**Task requirements**. Quote the entries word for word. Omit the pictures.

**Input data**.
====
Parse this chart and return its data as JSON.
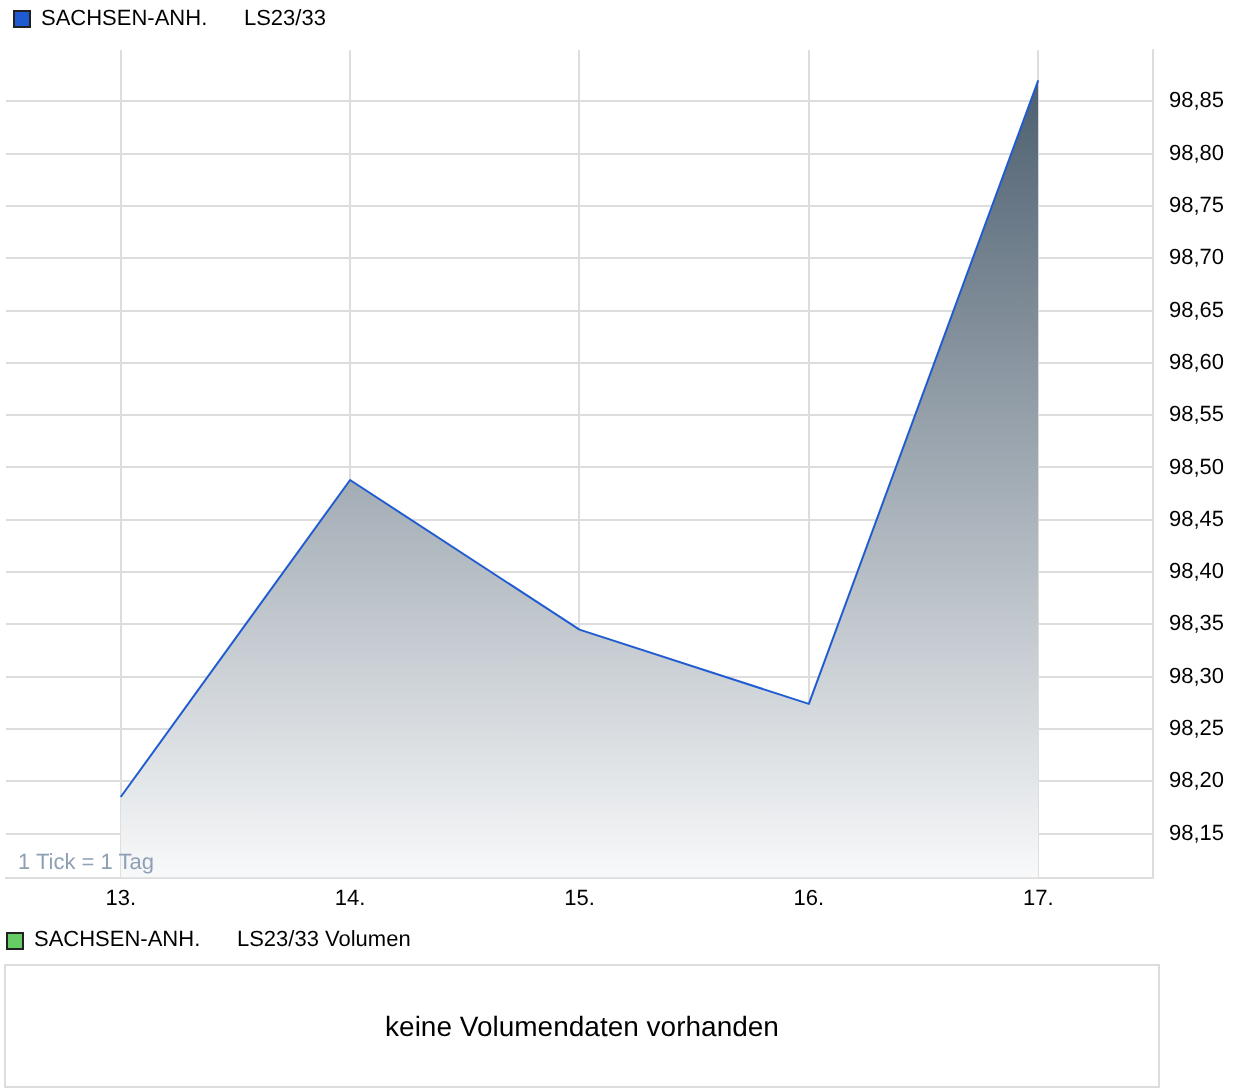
{
  "chart_data": [
    {
      "type": "area",
      "categories": [
        "13.",
        "14.",
        "15.",
        "16.",
        "17."
      ],
      "series": [
        {
          "name": "SACHSEN-ANH.      LS23/33",
          "color": "#1f5bd0",
          "values": [
            98.185,
            98.488,
            98.345,
            98.274,
            98.87
          ]
        }
      ],
      "ylim": [
        98.108,
        98.899
      ],
      "yticks": [
        {
          "value": 98.15,
          "label": "98,15"
        },
        {
          "value": 98.2,
          "label": "98,20"
        },
        {
          "value": 98.25,
          "label": "98,25"
        },
        {
          "value": 98.3,
          "label": "98,30"
        },
        {
          "value": 98.35,
          "label": "98,35"
        },
        {
          "value": 98.4,
          "label": "98,40"
        },
        {
          "value": 98.45,
          "label": "98,45"
        },
        {
          "value": 98.5,
          "label": "98,50"
        },
        {
          "value": 98.55,
          "label": "98,55"
        },
        {
          "value": 98.6,
          "label": "98,60"
        },
        {
          "value": 98.65,
          "label": "98,65"
        },
        {
          "value": 98.7,
          "label": "98,70"
        },
        {
          "value": 98.75,
          "label": "98,75"
        },
        {
          "value": 98.8,
          "label": "98,80"
        },
        {
          "value": 98.85,
          "label": "98,85"
        }
      ],
      "grid": true,
      "legend": "top left",
      "marker": "none",
      "annotations": [
        "1 Tick = 1 Tag"
      ]
    },
    {
      "type": "other",
      "title": "SACHSEN-ANH.      LS23/33 Volumen",
      "annotations": [
        "keine Volumendaten vorhanden"
      ]
    }
  ]
}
====
**Response to the task**.
Parse this chart and return its data as JSON.
{
  "chart_data": [
    {
      "type": "area",
      "categories": [
        "13.",
        "14.",
        "15.",
        "16.",
        "17."
      ],
      "series": [
        {
          "name": "SACHSEN-ANH.      LS23/33",
          "color": "#1f5bd0",
          "values": [
            98.185,
            98.488,
            98.345,
            98.274,
            98.87
          ]
        }
      ],
      "ylim": [
        98.108,
        98.899
      ],
      "yticks": [
        {
          "value": 98.15,
          "label": "98,15"
        },
        {
          "value": 98.2,
          "label": "98,20"
        },
        {
          "value": 98.25,
          "label": "98,25"
        },
        {
          "value": 98.3,
          "label": "98,30"
        },
        {
          "value": 98.35,
          "label": "98,35"
        },
        {
          "value": 98.4,
          "label": "98,40"
        },
        {
          "value": 98.45,
          "label": "98,45"
        },
        {
          "value": 98.5,
          "label": "98,50"
        },
        {
          "value": 98.55,
          "label": "98,55"
        },
        {
          "value": 98.6,
          "label": "98,60"
        },
        {
          "value": 98.65,
          "label": "98,65"
        },
        {
          "value": 98.7,
          "label": "98,70"
        },
        {
          "value": 98.75,
          "label": "98,75"
        },
        {
          "value": 98.8,
          "label": "98,80"
        },
        {
          "value": 98.85,
          "label": "98,85"
        }
      ],
      "grid": true,
      "legend": "top left",
      "marker": "none",
      "annotations": [
        "1 Tick = 1 Tag"
      ]
    },
    {
      "type": "other",
      "title": "SACHSEN-ANH.      LS23/33 Volumen",
      "annotations": [
        "keine Volumendaten vorhanden"
      ]
    }
  ]
}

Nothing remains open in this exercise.